AIM OF THE TASK: All lines in which the word "xlabel" occurs are to be extracted.

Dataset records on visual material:
▼

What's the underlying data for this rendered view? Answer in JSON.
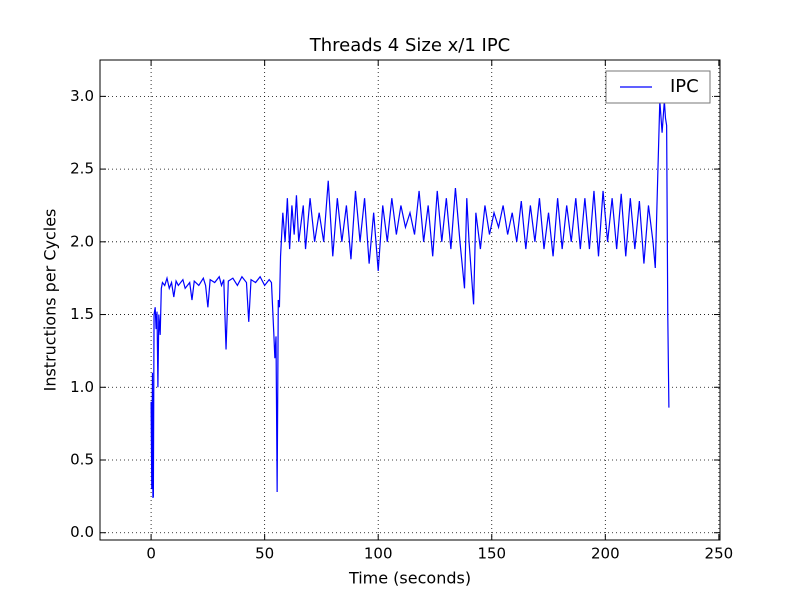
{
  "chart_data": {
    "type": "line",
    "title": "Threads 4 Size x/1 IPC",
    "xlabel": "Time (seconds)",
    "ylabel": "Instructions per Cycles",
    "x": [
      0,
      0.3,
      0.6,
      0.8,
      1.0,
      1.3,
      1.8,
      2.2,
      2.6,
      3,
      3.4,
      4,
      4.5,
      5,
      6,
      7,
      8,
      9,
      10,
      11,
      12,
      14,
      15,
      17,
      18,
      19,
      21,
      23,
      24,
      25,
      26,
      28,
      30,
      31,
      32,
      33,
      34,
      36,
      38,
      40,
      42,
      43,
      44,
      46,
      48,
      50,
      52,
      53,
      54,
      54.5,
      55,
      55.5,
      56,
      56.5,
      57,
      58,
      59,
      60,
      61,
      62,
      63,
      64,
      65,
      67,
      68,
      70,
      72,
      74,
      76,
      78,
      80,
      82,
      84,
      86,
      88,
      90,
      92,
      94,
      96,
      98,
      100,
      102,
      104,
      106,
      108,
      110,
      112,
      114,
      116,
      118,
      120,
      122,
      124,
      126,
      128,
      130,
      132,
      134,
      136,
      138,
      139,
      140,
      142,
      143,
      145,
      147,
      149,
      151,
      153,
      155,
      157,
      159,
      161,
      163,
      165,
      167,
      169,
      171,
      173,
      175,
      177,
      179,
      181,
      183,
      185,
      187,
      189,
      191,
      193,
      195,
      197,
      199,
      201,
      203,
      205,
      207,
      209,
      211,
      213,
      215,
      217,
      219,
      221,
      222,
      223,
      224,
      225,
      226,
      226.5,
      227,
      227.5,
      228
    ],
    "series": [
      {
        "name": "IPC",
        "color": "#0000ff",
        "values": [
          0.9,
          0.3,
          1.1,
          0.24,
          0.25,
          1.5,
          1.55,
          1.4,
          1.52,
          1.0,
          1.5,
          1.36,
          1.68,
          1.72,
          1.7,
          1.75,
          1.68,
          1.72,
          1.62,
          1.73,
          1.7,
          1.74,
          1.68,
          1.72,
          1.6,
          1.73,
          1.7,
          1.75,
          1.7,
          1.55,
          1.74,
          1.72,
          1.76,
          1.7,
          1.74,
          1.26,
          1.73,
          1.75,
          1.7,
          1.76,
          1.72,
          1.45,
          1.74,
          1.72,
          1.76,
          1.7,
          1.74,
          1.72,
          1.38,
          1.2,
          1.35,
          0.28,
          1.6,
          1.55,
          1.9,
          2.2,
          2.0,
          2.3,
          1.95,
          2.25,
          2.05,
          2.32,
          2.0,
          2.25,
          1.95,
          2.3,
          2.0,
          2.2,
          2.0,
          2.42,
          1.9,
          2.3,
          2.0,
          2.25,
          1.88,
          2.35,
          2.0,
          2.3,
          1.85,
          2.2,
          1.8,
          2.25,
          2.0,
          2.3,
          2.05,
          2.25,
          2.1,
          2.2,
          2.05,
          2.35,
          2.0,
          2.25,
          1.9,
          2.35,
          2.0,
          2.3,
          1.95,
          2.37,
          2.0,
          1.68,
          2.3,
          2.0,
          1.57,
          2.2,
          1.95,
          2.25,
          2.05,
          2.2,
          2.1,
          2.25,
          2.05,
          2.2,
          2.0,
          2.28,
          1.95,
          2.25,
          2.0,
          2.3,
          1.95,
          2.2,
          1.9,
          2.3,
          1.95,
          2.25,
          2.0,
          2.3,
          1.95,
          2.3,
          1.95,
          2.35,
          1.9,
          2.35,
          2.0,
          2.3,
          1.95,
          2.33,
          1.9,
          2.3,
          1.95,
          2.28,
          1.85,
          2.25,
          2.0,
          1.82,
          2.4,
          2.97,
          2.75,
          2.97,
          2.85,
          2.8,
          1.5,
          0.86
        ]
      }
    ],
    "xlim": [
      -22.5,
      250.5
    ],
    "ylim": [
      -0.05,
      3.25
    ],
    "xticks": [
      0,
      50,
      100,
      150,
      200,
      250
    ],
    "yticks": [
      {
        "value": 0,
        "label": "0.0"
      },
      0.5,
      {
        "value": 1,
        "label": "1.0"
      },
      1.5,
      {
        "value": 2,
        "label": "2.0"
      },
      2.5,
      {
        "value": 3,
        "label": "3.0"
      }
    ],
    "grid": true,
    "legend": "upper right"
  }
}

▲
▼

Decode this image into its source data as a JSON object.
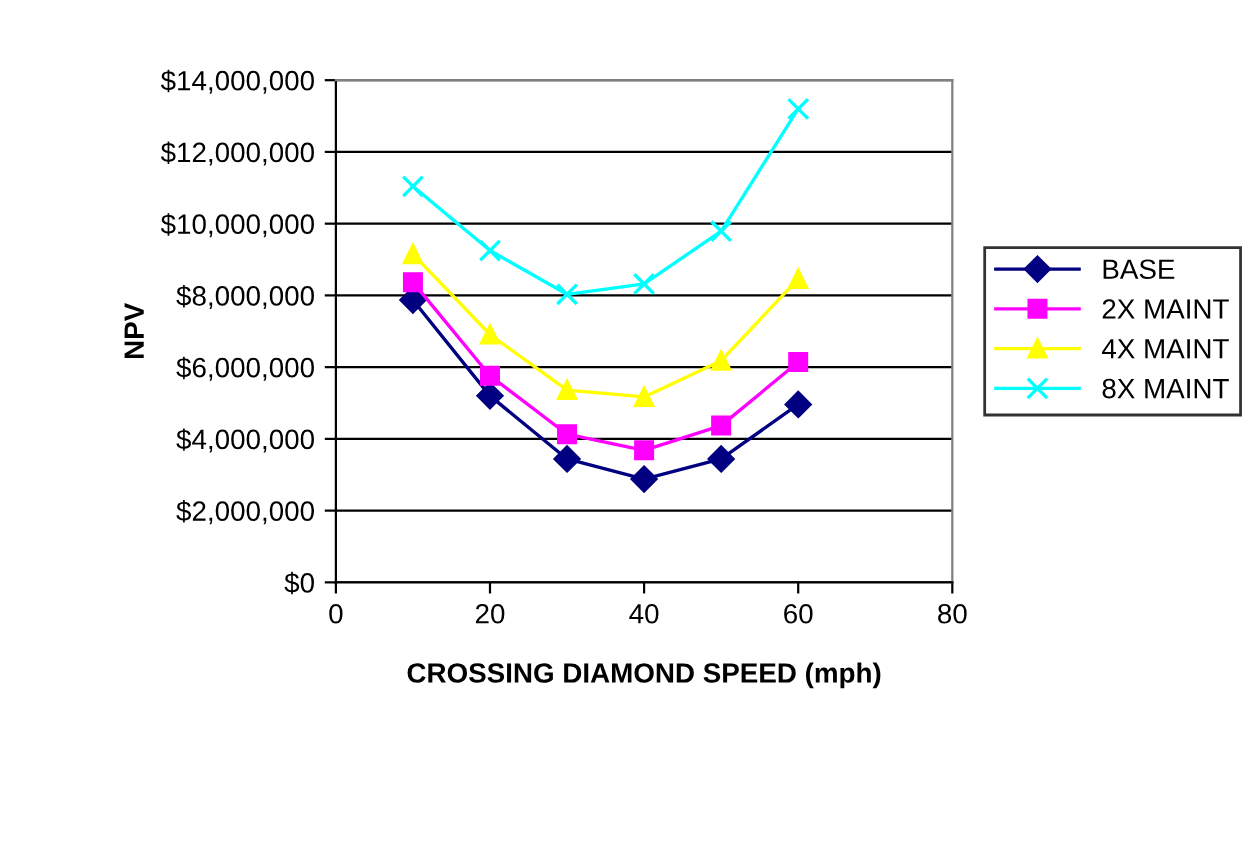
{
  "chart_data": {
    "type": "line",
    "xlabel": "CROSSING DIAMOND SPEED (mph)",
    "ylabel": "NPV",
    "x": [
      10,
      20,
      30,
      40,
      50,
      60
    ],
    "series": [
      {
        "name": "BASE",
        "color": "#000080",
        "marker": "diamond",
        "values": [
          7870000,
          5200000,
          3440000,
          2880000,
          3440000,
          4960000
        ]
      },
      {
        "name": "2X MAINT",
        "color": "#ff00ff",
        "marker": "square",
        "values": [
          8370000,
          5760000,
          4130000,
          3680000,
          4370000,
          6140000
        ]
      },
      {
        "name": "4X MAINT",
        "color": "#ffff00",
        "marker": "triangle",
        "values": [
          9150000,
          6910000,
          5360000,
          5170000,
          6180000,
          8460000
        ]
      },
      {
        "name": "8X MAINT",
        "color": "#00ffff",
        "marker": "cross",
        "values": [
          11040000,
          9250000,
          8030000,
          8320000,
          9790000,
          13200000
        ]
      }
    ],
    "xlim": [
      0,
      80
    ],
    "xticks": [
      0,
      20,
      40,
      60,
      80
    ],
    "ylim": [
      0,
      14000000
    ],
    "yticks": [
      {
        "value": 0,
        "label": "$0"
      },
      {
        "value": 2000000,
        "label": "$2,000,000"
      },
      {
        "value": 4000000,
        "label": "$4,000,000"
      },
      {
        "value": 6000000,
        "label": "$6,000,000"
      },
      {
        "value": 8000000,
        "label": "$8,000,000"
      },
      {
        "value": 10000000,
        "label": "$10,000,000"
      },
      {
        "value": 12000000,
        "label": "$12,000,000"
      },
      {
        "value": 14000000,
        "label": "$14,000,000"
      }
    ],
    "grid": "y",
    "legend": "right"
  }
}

▲

ANSWER FOR THIS EXERCISE:
    "xlabel": "Time (seconds)",
    "xlabel": "CROSSING DIAMOND SPEED (mph)",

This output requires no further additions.